Of the lines below, count those containing the word "eureka". Reply with the number alone.

**Provided records:**

━━━━━━━━━━

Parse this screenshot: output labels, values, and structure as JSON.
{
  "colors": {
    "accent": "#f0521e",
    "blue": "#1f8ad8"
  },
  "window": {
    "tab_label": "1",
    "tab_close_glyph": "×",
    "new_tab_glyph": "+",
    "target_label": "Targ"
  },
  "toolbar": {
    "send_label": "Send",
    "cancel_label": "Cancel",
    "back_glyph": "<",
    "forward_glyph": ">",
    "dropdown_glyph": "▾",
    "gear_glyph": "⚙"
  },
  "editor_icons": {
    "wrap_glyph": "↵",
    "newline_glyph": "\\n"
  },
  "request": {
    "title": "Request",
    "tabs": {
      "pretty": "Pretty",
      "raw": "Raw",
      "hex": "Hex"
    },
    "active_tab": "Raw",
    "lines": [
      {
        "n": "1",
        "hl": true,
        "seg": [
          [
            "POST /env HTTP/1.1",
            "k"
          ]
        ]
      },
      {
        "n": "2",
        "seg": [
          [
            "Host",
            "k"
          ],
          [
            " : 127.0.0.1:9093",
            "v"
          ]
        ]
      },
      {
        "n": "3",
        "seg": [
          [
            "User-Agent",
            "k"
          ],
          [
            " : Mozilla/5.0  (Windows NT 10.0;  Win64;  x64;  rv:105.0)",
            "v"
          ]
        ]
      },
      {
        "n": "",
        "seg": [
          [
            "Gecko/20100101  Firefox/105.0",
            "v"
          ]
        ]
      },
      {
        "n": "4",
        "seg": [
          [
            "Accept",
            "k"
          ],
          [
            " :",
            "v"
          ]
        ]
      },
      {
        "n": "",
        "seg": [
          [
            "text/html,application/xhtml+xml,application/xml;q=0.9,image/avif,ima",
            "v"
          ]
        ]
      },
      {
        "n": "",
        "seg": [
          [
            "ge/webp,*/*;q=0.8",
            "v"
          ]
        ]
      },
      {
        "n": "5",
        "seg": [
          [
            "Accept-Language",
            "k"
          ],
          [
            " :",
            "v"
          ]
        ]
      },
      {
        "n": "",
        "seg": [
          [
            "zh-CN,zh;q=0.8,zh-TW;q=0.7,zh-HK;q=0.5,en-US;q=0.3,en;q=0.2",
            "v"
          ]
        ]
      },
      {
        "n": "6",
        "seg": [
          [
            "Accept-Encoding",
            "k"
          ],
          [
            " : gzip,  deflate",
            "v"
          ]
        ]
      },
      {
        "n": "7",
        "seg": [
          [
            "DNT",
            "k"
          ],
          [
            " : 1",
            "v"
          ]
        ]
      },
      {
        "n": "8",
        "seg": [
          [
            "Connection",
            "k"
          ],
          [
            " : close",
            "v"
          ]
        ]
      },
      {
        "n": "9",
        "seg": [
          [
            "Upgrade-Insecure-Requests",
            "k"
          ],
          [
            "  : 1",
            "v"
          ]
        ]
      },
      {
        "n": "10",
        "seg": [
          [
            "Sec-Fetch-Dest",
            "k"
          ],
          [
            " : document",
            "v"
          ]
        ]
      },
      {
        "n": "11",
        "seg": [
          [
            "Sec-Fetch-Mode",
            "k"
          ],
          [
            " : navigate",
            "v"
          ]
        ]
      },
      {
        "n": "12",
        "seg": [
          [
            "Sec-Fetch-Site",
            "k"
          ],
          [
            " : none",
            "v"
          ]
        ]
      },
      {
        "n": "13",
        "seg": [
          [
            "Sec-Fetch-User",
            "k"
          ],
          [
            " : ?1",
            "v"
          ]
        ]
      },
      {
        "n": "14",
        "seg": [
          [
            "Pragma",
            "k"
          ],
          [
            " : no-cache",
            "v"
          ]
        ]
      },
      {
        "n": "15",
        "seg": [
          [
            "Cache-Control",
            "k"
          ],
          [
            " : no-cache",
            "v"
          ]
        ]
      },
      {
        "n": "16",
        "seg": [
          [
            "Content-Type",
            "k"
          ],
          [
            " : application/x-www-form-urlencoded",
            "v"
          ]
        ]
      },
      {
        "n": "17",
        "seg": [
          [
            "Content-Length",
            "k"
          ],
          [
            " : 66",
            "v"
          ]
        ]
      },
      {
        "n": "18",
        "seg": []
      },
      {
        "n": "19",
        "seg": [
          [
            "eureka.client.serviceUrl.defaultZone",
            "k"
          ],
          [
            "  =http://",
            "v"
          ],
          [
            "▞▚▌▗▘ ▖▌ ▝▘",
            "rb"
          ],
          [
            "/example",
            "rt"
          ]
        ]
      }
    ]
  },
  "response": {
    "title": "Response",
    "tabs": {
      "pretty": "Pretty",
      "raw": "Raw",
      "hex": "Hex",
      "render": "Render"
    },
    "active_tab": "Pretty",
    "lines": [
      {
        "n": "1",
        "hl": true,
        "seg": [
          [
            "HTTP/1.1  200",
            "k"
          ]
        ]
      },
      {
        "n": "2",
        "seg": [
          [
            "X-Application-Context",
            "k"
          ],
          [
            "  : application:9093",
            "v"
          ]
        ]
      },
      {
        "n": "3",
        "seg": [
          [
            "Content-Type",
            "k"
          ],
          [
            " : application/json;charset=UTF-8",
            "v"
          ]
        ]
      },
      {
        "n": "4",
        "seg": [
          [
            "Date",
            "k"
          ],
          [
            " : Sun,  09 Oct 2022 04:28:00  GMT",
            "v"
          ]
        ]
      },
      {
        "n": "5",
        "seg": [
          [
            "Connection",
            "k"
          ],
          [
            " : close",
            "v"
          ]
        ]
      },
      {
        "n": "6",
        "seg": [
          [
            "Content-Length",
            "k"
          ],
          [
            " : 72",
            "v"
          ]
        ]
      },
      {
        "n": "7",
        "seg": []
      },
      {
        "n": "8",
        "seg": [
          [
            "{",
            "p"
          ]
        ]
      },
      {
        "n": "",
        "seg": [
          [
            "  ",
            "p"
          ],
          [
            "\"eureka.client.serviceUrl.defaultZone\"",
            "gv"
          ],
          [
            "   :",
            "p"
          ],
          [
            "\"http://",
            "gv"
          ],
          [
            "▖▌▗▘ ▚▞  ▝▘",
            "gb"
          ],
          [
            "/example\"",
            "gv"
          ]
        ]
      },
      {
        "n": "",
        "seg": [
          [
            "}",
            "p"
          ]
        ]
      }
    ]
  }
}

━━━━━━━━━━

**Final result:**
2